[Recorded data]
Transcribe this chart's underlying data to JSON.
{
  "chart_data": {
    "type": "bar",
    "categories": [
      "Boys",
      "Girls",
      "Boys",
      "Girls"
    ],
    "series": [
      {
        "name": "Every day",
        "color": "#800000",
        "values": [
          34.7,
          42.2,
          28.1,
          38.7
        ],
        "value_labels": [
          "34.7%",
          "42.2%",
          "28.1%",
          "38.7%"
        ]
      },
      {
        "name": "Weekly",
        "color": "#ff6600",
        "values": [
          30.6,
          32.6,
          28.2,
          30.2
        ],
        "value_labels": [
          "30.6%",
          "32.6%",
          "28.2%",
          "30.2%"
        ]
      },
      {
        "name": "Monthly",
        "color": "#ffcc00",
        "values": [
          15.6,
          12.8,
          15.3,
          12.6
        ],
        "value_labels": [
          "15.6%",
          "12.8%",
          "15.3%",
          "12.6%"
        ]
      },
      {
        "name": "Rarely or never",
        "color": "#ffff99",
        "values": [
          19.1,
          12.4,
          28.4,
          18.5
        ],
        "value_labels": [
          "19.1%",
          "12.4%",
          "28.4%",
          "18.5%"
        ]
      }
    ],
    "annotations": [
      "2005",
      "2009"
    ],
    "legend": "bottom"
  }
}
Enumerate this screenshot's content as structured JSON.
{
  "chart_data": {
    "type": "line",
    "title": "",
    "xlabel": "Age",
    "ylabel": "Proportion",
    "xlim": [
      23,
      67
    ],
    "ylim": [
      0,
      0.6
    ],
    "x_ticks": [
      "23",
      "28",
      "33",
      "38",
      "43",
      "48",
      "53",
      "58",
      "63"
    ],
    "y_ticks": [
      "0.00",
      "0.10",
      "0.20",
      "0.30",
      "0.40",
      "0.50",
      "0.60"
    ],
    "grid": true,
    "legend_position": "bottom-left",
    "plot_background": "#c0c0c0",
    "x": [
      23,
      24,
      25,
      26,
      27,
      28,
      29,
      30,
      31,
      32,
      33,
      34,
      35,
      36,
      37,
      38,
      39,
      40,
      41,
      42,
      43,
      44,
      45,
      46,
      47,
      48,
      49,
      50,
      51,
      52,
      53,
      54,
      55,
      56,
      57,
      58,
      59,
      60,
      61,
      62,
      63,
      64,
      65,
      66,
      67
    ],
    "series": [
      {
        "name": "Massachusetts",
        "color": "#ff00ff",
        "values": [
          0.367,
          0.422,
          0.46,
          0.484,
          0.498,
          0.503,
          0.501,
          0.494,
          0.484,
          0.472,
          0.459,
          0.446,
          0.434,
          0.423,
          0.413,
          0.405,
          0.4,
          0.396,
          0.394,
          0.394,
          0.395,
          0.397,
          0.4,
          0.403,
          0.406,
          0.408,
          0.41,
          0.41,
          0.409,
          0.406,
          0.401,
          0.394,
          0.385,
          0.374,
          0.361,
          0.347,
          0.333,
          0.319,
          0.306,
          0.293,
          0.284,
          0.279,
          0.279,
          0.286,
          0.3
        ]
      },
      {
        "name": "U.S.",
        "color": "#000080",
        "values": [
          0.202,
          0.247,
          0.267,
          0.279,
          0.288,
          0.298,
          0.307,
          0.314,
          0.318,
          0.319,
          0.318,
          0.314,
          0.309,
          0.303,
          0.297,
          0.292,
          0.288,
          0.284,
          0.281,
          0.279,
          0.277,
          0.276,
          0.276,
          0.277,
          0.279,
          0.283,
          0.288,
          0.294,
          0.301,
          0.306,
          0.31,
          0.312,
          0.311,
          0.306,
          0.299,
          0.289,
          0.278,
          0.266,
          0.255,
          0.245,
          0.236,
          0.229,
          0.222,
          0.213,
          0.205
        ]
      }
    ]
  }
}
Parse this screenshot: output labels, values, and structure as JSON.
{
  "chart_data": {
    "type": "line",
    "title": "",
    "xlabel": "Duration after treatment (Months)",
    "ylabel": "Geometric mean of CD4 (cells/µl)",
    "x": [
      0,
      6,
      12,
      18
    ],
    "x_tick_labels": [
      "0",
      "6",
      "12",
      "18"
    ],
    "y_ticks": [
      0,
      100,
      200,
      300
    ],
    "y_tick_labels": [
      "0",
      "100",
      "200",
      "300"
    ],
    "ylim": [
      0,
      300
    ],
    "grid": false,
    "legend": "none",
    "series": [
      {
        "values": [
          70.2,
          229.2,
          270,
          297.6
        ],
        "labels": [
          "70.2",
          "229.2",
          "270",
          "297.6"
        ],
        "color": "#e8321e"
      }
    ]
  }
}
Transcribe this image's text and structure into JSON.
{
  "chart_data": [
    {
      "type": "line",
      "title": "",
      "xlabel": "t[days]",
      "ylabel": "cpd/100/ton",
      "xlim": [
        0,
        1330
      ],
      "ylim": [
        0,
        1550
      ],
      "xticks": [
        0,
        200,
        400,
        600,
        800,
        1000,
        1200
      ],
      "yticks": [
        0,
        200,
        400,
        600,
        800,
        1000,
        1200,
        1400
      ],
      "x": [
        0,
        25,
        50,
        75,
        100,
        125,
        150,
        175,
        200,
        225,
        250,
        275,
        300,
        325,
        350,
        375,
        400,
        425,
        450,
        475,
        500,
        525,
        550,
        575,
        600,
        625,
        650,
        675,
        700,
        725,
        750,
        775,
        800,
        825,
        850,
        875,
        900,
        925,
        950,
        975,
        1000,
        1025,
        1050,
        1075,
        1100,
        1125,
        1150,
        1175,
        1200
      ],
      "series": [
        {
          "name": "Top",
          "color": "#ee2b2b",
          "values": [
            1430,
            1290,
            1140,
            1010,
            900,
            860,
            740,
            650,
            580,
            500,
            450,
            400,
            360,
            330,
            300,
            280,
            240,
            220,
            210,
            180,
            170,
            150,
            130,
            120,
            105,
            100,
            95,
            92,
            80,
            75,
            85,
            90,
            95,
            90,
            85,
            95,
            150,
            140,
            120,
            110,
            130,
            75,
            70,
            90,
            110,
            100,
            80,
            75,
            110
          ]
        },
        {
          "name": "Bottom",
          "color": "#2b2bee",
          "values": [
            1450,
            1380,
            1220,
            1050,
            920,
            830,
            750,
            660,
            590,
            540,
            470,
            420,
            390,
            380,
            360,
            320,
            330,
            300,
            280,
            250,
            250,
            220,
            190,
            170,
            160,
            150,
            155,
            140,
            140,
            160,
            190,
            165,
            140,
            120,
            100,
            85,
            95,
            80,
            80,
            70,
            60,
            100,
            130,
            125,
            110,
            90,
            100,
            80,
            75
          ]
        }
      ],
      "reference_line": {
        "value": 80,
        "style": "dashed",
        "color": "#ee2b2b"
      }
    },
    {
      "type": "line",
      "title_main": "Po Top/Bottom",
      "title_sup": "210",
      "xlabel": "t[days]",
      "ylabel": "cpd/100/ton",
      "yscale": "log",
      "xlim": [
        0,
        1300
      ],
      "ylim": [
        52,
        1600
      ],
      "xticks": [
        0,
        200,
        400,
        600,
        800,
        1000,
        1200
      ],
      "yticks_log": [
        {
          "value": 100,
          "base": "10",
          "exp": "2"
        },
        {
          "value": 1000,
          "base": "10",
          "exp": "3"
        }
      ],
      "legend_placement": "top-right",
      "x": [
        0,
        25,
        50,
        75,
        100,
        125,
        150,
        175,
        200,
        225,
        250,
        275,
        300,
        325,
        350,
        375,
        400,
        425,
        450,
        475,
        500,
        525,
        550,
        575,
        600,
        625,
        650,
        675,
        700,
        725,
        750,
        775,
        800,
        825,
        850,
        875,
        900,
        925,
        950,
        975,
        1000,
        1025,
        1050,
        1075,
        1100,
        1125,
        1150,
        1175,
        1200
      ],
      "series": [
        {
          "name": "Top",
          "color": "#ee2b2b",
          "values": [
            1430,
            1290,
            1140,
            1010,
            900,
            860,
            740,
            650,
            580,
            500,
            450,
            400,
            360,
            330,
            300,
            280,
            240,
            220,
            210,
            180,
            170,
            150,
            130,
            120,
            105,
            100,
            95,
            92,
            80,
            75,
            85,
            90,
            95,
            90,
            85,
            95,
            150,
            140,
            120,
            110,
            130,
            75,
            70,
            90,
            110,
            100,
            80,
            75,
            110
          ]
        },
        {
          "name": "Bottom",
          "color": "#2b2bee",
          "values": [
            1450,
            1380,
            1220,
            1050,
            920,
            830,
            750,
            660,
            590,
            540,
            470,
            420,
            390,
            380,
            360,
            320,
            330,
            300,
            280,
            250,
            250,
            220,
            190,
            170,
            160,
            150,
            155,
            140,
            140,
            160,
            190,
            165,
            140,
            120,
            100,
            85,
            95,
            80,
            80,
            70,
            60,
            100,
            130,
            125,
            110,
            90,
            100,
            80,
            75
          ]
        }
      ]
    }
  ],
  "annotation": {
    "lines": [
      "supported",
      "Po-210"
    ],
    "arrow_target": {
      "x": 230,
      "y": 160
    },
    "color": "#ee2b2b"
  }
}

#### [Problem]
In the entries above, count every line containing the word "name". Write only the total.

#### [Solution]
10